▶ **Instruction**
Your task is to output the entries below word for word.

[Stored records]
^^^^^^^^
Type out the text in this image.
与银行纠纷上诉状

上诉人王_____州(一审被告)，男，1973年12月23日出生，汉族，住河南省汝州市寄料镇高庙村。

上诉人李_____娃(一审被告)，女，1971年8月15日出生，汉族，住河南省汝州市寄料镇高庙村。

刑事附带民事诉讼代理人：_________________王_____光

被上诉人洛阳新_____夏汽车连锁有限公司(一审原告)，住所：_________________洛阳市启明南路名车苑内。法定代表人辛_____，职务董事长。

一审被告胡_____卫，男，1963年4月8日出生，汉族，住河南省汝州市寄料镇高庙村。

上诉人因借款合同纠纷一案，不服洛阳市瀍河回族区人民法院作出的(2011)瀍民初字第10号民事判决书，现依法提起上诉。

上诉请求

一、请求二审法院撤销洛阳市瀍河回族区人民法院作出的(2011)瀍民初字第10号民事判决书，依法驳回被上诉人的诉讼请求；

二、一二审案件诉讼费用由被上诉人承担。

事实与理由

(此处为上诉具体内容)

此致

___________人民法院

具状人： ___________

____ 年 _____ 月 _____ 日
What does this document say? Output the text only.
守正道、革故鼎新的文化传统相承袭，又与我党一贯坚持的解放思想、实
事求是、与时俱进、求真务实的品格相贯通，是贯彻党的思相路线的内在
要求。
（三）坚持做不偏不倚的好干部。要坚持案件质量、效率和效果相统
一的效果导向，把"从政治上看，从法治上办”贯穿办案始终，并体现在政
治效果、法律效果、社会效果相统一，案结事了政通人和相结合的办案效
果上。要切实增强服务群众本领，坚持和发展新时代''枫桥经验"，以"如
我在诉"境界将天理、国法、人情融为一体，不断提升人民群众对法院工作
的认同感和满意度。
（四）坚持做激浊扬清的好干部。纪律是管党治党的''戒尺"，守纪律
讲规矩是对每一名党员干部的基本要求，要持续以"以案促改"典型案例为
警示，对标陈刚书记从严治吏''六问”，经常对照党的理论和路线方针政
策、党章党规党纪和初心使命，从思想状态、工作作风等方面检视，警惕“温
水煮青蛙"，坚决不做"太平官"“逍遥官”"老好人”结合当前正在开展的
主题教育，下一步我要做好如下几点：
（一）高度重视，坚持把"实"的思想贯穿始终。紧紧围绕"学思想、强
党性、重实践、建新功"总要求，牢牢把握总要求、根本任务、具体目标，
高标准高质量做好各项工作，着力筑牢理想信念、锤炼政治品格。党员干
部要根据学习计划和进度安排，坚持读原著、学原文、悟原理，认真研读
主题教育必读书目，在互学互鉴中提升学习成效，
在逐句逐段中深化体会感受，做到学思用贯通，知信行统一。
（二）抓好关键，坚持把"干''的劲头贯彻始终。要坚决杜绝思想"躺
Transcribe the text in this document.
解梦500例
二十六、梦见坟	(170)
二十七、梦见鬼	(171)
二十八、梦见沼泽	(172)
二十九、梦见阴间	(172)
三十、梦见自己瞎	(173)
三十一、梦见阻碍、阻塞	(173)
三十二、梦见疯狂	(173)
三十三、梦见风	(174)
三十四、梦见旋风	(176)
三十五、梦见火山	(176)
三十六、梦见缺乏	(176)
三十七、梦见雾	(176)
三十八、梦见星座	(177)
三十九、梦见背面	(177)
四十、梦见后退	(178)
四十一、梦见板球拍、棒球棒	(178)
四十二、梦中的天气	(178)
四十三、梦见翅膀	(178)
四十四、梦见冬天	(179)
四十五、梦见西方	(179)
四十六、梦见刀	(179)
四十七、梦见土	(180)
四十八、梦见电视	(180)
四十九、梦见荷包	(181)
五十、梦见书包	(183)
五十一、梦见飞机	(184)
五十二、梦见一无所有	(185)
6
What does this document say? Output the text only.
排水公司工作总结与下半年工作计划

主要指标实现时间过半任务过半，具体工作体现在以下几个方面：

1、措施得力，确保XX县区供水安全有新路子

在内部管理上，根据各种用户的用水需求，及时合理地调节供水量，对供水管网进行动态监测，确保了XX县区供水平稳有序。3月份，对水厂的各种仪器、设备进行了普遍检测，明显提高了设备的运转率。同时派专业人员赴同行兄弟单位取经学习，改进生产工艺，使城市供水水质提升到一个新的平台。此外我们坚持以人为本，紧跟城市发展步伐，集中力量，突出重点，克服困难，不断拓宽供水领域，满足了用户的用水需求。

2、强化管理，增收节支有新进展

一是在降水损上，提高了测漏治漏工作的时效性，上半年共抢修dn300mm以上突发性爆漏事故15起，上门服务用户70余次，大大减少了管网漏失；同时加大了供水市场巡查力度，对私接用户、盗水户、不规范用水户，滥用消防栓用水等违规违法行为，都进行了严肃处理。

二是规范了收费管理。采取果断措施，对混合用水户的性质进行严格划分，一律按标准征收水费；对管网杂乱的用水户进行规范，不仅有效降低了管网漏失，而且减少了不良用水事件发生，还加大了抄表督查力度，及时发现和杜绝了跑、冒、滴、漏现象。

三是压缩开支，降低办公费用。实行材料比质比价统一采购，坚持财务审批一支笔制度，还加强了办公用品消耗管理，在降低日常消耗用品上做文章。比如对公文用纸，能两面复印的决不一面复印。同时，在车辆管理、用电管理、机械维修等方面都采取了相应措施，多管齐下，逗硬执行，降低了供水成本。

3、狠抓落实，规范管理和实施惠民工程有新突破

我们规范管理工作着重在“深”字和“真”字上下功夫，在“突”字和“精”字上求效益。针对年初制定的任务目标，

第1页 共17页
^^^^^^^^
▶ **Answer in full**
Type out the text in this image.
与银行纠纷上诉状

上诉人王_____州(一审被告)，男，1973年12月23日出生，汉族，住河南省汝州市寄料镇高庙村。

上诉人李_____娃(一审被告)，女，1971年8月15日出生，汉族，住河南省汝州市寄料镇高庙村。

刑事附带民事诉讼代理人：_________________王_____光

被上诉人洛阳新_____夏汽车连锁有限公司(一审原告)，住所：_________________洛阳市启明南路名车苑内。法定代表人辛_____，职务董事长。

一审被告胡_____卫，男，1963年4月8日出生，汉族，住河南省汝州市寄料镇高庙村。

上诉人因借款合同纠纷一案，不服洛阳市瀍河回族区人民法院作出的(2011)瀍民初字第10号民事判决书，现依法提起上诉。

上诉请求

一、请求二审法院撤销洛阳市瀍河回族区人民法院作出的(2011)瀍民初字第10号民事判决书，依法驳回被上诉人的诉讼请求；

二、一二审案件诉讼费用由被上诉人承担。

事实与理由

(此处为上诉具体内容)

此致

___________人民法院

具状人： ___________

____ 年 _____ 月 _____ 日
What does this document say? Output the text only.
守正道、革故鼎新的文化传统相承袭，又与我党一贯坚持的解放思想、实
事求是、与时俱进、求真务实的品格相贯通，是贯彻党的思相路线的内在
要求。
（三）坚持做不偏不倚的好干部。要坚持案件质量、效率和效果相统
一的效果导向，把"从政治上看，从法治上办”贯穿办案始终，并体现在政
治效果、法律效果、社会效果相统一，案结事了政通人和相结合的办案效
果上。要切实增强服务群众本领，坚持和发展新时代''枫桥经验"，以"如
我在诉"境界将天理、国法、人情融为一体，不断提升人民群众对法院工作
的认同感和满意度。
（四）坚持做激浊扬清的好干部。纪律是管党治党的''戒尺"，守纪律
讲规矩是对每一名党员干部的基本要求，要持续以"以案促改"典型案例为
警示，对标陈刚书记从严治吏''六问”，经常对照党的理论和路线方针政
策、党章党规党纪和初心使命，从思想状态、工作作风等方面检视，警惕“温
水煮青蛙"，坚决不做"太平官"“逍遥官”"老好人”结合当前正在开展的
主题教育，下一步我要做好如下几点：
（一）高度重视，坚持把"实"的思想贯穿始终。紧紧围绕"学思想、强
党性、重实践、建新功"总要求，牢牢把握总要求、根本任务、具体目标，
高标准高质量做好各项工作，着力筑牢理想信念、锤炼政治品格。党员干
部要根据学习计划和进度安排，坚持读原著、学原文、悟原理，认真研读
主题教育必读书目，在互学互鉴中提升学习成效，
在逐句逐段中深化体会感受，做到学思用贯通，知信行统一。
（二）抓好关键，坚持把"干''的劲头贯彻始终。要坚决杜绝思想"躺
Transcribe the text in this document.
解梦500例
二十六、梦见坟	(170)
二十七、梦见鬼	(171)
二十八、梦见沼泽	(172)
二十九、梦见阴间	(172)
三十、梦见自己瞎	(173)
三十一、梦见阻碍、阻塞	(173)
三十二、梦见疯狂	(173)
三十三、梦见风	(174)
三十四、梦见旋风	(176)
三十五、梦见火山	(176)
三十六、梦见缺乏	(176)
三十七、梦见雾	(176)
三十八、梦见星座	(177)
三十九、梦见背面	(177)
四十、梦见后退	(178)
四十一、梦见板球拍、棒球棒	(178)
四十二、梦中的天气	(178)
四十三、梦见翅膀	(178)
四十四、梦见冬天	(179)
四十五、梦见西方	(179)
四十六、梦见刀	(179)
四十七、梦见土	(180)
四十八、梦见电视	(180)
四十九、梦见荷包	(181)
五十、梦见书包	(183)
五十一、梦见飞机	(184)
五十二、梦见一无所有	(185)
6
What does this document say? Output the text only.
排水公司工作总结与下半年工作计划

主要指标实现时间过半任务过半，具体工作体现在以下几个方面：

1、措施得力，确保XX县区供水安全有新路子

在内部管理上，根据各种用户的用水需求，及时合理地调节供水量，对供水管网进行动态监测，确保了XX县区供水平稳有序。3月份，对水厂的各种仪器、设备进行了普遍检测，明显提高了设备的运转率。同时派专业人员赴同行兄弟单位取经学习，改进生产工艺，使城市供水水质提升到一个新的平台。此外我们坚持以人为本，紧跟城市发展步伐，集中力量，突出重点，克服困难，不断拓宽供水领域，满足了用户的用水需求。

2、强化管理，增收节支有新进展

一是在降水损上，提高了测漏治漏工作的时效性，上半年共抢修dn300mm以上突发性爆漏事故15起，上门服务用户70余次，大大减少了管网漏失；同时加大了供水市场巡查力度，对私接用户、盗水户、不规范用水户，滥用消防栓用水等违规违法行为，都进行了严肃处理。

二是规范了收费管理。采取果断措施，对混合用水户的性质进行严格划分，一律按标准征收水费；对管网杂乱的用水户进行规范，不仅有效降低了管网漏失，而且减少了不良用水事件发生，还加大了抄表督查力度，及时发现和杜绝了跑、冒、滴、漏现象。

三是压缩开支，降低办公费用。实行材料比质比价统一采购，坚持财务审批一支笔制度，还加强了办公用品消耗管理，在降低日常消耗用品上做文章。比如对公文用纸，能两面复印的决不一面复印。同时，在车辆管理、用电管理、机械维修等方面都采取了相应措施，多管齐下，逗硬执行，降低了供水成本。

3、狠抓落实，规范管理和实施惠民工程有新突破

我们规范管理工作着重在“深”字和“真”字上下功夫，在“突”字和“精”字上求效益。针对年初制定的任务目标，

第1页 共17页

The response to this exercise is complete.